*THE REQUEST:* Look through the material below. Copy each line that contains the string "machines".

*RECORD SET:*
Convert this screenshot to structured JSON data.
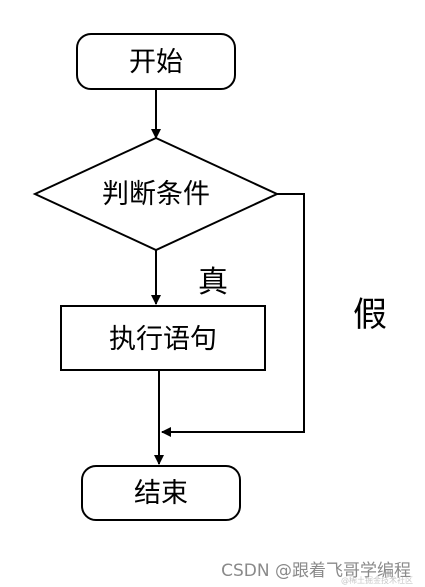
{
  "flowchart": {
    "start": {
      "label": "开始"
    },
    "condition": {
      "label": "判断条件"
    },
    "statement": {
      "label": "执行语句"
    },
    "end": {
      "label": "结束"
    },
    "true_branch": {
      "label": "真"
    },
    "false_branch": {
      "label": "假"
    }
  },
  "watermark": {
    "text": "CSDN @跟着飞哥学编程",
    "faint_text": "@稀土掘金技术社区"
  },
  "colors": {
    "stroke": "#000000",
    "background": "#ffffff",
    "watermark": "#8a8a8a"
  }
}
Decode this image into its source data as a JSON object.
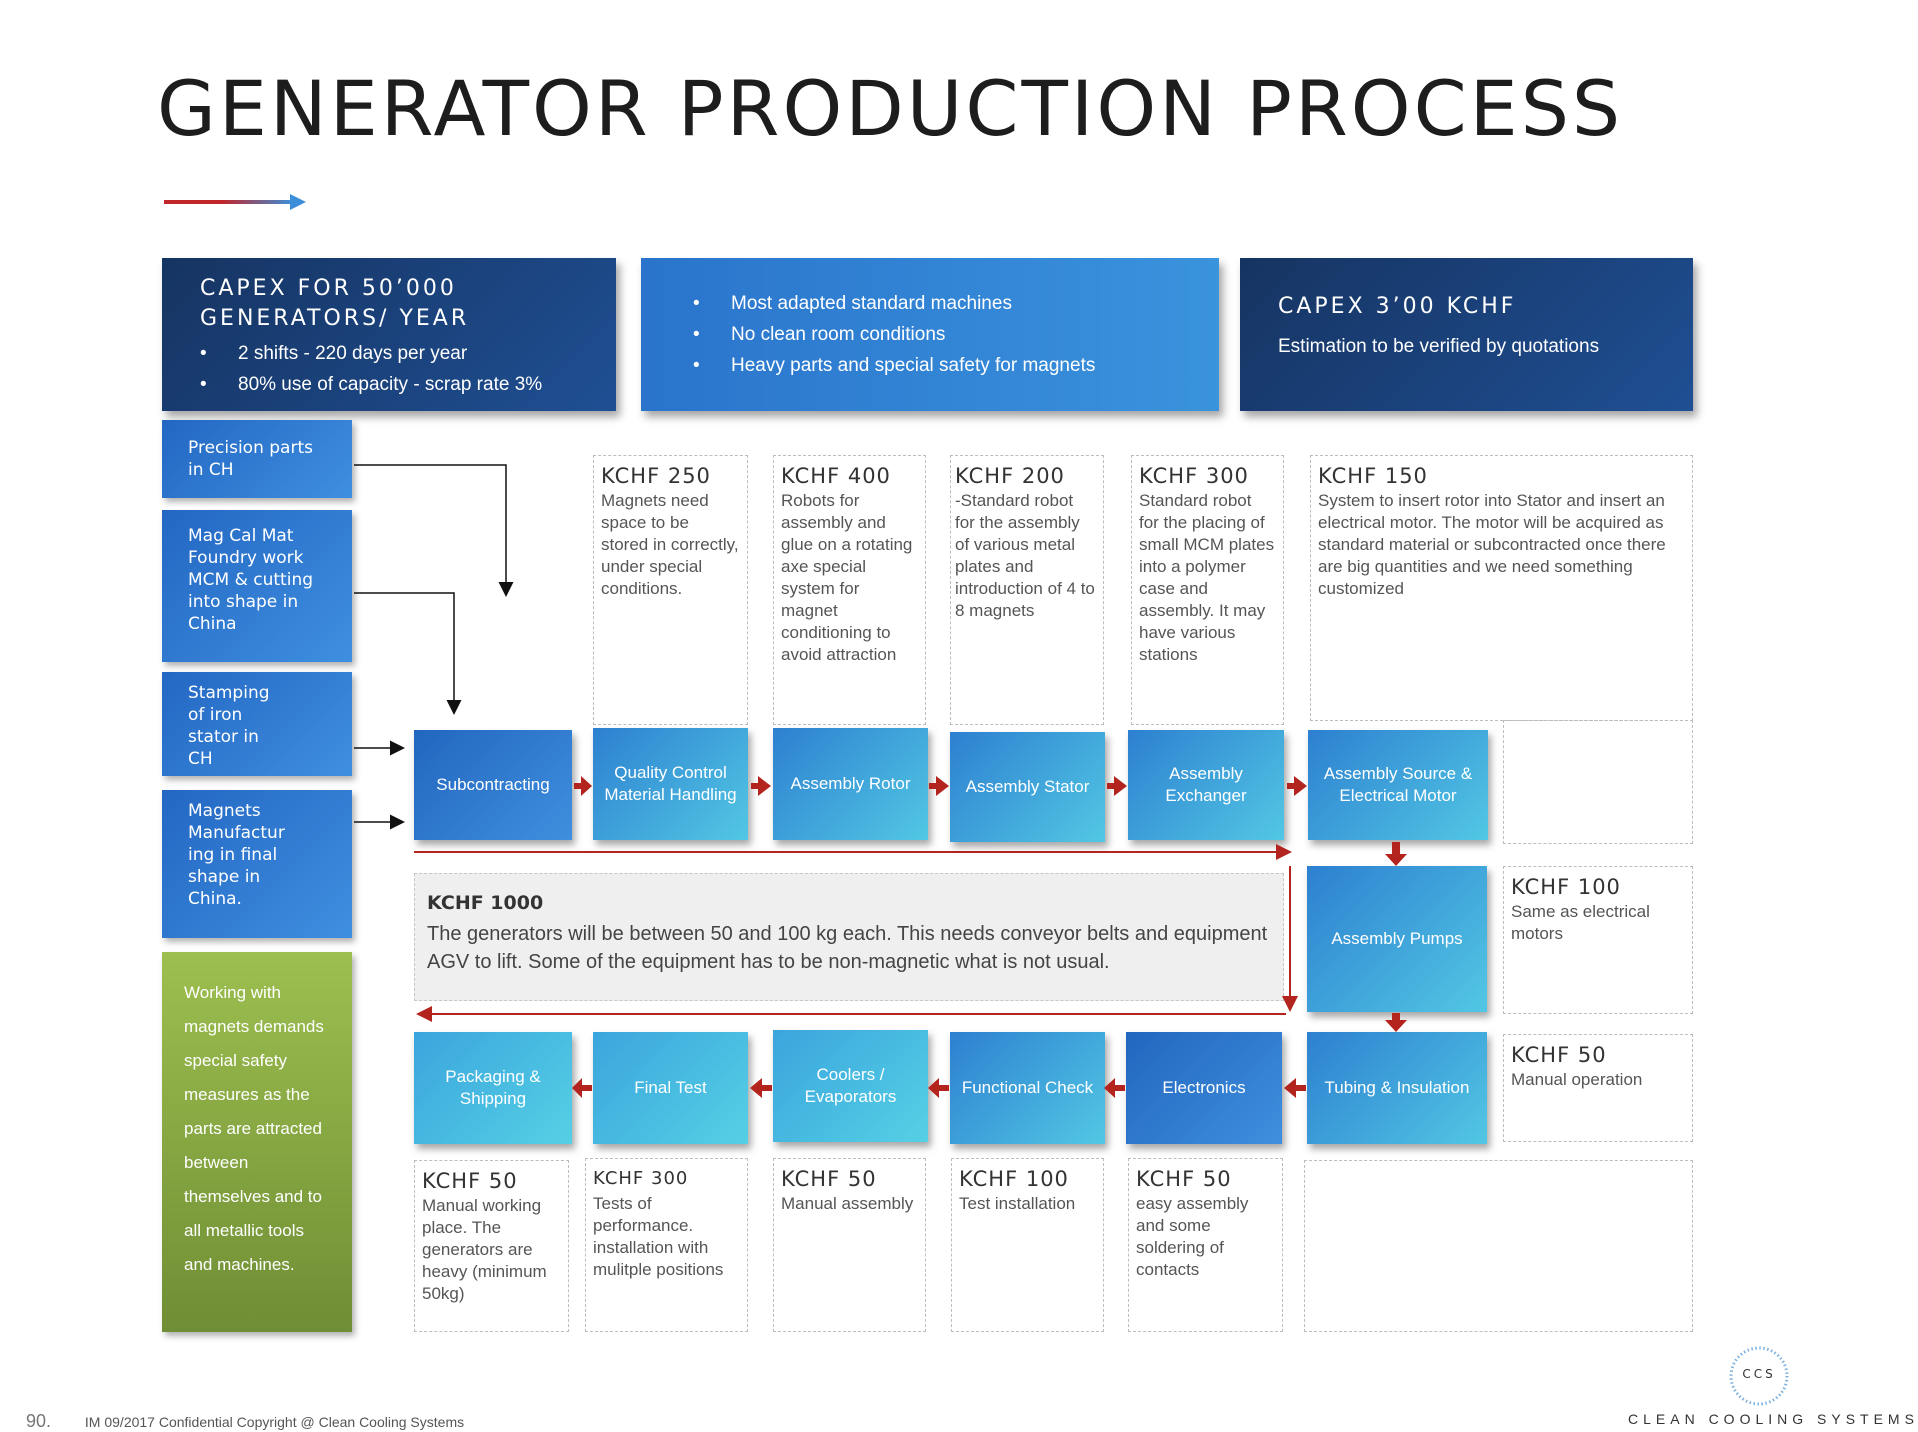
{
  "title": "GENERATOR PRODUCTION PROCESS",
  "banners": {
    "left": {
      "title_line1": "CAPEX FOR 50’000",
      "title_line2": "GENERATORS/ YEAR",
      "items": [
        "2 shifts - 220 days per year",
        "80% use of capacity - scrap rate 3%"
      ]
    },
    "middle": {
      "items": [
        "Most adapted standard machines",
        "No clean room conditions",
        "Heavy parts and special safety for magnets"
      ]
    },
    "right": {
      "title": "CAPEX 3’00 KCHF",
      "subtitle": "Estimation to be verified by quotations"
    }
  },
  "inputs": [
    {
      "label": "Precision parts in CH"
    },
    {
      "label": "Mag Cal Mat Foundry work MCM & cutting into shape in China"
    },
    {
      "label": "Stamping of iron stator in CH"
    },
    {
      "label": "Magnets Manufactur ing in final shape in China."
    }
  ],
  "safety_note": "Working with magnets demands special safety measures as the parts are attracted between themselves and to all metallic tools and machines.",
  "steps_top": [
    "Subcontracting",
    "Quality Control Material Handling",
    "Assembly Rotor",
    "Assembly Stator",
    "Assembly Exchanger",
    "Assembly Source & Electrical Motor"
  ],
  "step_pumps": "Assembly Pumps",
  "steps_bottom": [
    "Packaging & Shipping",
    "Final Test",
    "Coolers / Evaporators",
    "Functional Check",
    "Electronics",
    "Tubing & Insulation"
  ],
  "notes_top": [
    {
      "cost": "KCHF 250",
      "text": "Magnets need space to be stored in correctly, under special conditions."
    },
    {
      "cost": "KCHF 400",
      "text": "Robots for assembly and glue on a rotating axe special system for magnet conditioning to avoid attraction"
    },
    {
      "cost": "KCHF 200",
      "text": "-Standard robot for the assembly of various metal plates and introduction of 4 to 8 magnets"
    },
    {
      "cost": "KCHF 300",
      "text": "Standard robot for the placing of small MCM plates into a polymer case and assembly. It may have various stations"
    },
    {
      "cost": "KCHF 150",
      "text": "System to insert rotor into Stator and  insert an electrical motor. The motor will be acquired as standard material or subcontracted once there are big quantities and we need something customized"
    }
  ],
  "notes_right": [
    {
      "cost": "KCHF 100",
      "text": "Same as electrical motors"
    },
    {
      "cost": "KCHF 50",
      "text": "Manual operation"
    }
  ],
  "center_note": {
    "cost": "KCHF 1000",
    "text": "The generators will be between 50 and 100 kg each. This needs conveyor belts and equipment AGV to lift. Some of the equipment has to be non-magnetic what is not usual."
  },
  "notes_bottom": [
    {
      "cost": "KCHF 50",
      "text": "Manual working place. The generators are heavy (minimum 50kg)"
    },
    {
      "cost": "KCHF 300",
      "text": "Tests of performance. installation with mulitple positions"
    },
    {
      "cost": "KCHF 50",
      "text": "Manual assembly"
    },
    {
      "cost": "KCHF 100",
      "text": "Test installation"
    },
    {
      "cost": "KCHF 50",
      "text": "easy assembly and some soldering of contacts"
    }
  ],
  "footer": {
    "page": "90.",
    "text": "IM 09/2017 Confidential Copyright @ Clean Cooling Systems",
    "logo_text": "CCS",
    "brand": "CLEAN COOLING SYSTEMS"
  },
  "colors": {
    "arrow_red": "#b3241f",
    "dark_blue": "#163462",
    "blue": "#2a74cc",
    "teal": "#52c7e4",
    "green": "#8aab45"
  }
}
--
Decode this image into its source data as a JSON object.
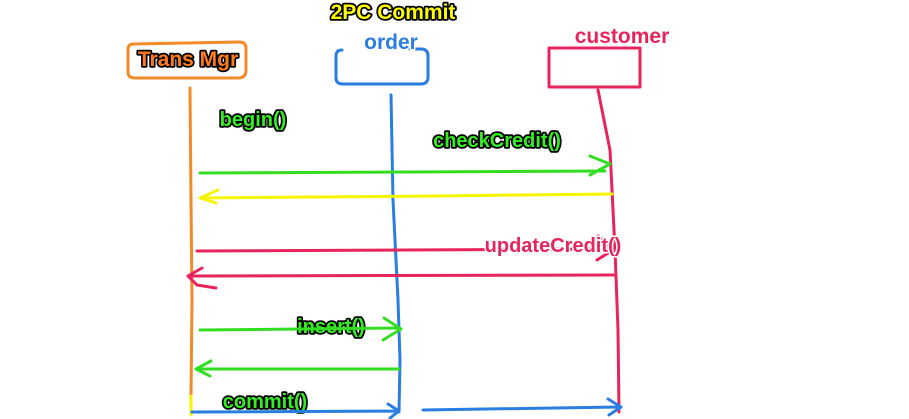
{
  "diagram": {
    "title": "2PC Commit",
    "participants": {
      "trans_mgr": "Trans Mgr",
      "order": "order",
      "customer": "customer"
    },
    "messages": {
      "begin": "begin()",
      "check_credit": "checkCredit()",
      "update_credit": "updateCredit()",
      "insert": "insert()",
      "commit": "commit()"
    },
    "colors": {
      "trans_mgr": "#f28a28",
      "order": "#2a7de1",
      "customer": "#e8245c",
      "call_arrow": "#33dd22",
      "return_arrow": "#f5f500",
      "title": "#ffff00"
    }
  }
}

*TASK RESULT:*
        "Most adapted standard machines",
  "safety_note": "Working with magnets demands special safety measures as the parts are attracted between themselves and to all metallic tools and machines.",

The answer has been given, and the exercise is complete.